>> Begin Items

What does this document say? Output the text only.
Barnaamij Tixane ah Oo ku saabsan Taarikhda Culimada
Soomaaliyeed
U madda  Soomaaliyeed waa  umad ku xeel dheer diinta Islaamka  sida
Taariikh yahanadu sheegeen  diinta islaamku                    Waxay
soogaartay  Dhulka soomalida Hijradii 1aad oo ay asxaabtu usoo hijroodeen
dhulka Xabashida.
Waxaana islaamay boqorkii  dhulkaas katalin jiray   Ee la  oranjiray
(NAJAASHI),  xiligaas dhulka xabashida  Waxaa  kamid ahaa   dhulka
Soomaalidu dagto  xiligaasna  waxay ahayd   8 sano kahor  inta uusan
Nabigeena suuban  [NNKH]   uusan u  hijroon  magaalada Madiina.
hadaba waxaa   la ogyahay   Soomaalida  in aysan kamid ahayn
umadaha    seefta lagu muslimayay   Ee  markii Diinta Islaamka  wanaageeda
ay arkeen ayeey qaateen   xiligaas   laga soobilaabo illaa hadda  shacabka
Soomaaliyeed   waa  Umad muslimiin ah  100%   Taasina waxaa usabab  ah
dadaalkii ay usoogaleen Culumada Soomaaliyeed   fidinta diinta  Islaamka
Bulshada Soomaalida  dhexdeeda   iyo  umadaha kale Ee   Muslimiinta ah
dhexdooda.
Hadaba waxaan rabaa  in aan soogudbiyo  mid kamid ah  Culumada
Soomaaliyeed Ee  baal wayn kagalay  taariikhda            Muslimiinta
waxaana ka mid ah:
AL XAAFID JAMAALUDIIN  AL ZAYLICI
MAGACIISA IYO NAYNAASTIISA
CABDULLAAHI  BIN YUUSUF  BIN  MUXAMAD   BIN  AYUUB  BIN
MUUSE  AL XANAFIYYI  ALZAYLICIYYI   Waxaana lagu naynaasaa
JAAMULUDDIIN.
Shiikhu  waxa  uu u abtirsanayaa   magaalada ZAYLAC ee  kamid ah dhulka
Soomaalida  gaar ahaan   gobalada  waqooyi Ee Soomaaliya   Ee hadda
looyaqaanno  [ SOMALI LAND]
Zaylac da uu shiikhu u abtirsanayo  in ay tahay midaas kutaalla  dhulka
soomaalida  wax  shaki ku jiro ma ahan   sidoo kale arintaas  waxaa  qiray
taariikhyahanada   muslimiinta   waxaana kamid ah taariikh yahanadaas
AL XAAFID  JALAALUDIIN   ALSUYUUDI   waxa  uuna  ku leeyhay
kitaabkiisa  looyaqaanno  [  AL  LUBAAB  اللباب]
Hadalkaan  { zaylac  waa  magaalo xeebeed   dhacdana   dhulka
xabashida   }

>> End Items

_Task requirements_. Output the full listing exactly as it stands.

_Output_.
What does this document say? Output the text only.
Barnaamij Tixane ah Oo ku saabsan Taarikhda Culimada
Soomaaliyeed
U madda  Soomaaliyeed waa  umad ku xeel dheer diinta Islaamka  sida
Taariikh yahanadu sheegeen  diinta islaamku                    Waxay
soogaartay  Dhulka soomalida Hijradii 1aad oo ay asxaabtu usoo hijroodeen
dhulka Xabashida.
Waxaana islaamay boqorkii  dhulkaas katalin jiray   Ee la  oranjiray
(NAJAASHI),  xiligaas dhulka xabashida  Waxaa  kamid ahaa   dhulka
Soomaalidu dagto  xiligaasna  waxay ahayd   8 sano kahor  inta uusan
Nabigeena suuban  [NNKH]   uusan u  hijroon  magaalada Madiina.
hadaba waxaa   la ogyahay   Soomaalida  in aysan kamid ahayn
umadaha    seefta lagu muslimayay   Ee  markii Diinta Islaamka  wanaageeda
ay arkeen ayeey qaateen   xiligaas   laga soobilaabo illaa hadda  shacabka
Soomaaliyeed   waa  Umad muslimiin ah  100%   Taasina waxaa usabab  ah
dadaalkii ay usoogaleen Culumada Soomaaliyeed   fidinta diinta  Islaamka
Bulshada Soomaalida  dhexdeeda   iyo  umadaha kale Ee   Muslimiinta ah
dhexdooda.
Hadaba waxaan rabaa  in aan soogudbiyo  mid kamid ah  Culumada
Soomaaliyeed Ee  baal wayn kagalay  taariikhda            Muslimiinta
waxaana ka mid ah:
AL XAAFID JAMAALUDIIN  AL ZAYLICI
MAGACIISA IYO NAYNAASTIISA
CABDULLAAHI  BIN YUUSUF  BIN  MUXAMAD   BIN  AYUUB  BIN
MUUSE  AL XANAFIYYI  ALZAYLICIYYI   Waxaana lagu naynaasaa
JAAMULUDDIIN.
Shiikhu  waxa  uu u abtirsanayaa   magaalada ZAYLAC ee  kamid ah dhulka
Soomaalida  gaar ahaan   gobalada  waqooyi Ee Soomaaliya   Ee hadda
looyaqaanno  [ SOMALI LAND]
Zaylac da uu shiikhu u abtirsanayo  in ay tahay midaas kutaalla  dhulka
soomaalida  wax  shaki ku jiro ma ahan   sidoo kale arintaas  waxaa  qiray
taariikhyahanada   muslimiinta   waxaana kamid ah taariikh yahanadaas
AL XAAFID  JALAALUDIIN   ALSUYUUDI   waxa  uuna  ku leeyhay
kitaabkiisa  looyaqaanno  [  AL  LUBAAB  اللباب]
Hadalkaan  { zaylac  waa  magaalo xeebeed   dhacdana   dhulka
xabashida   }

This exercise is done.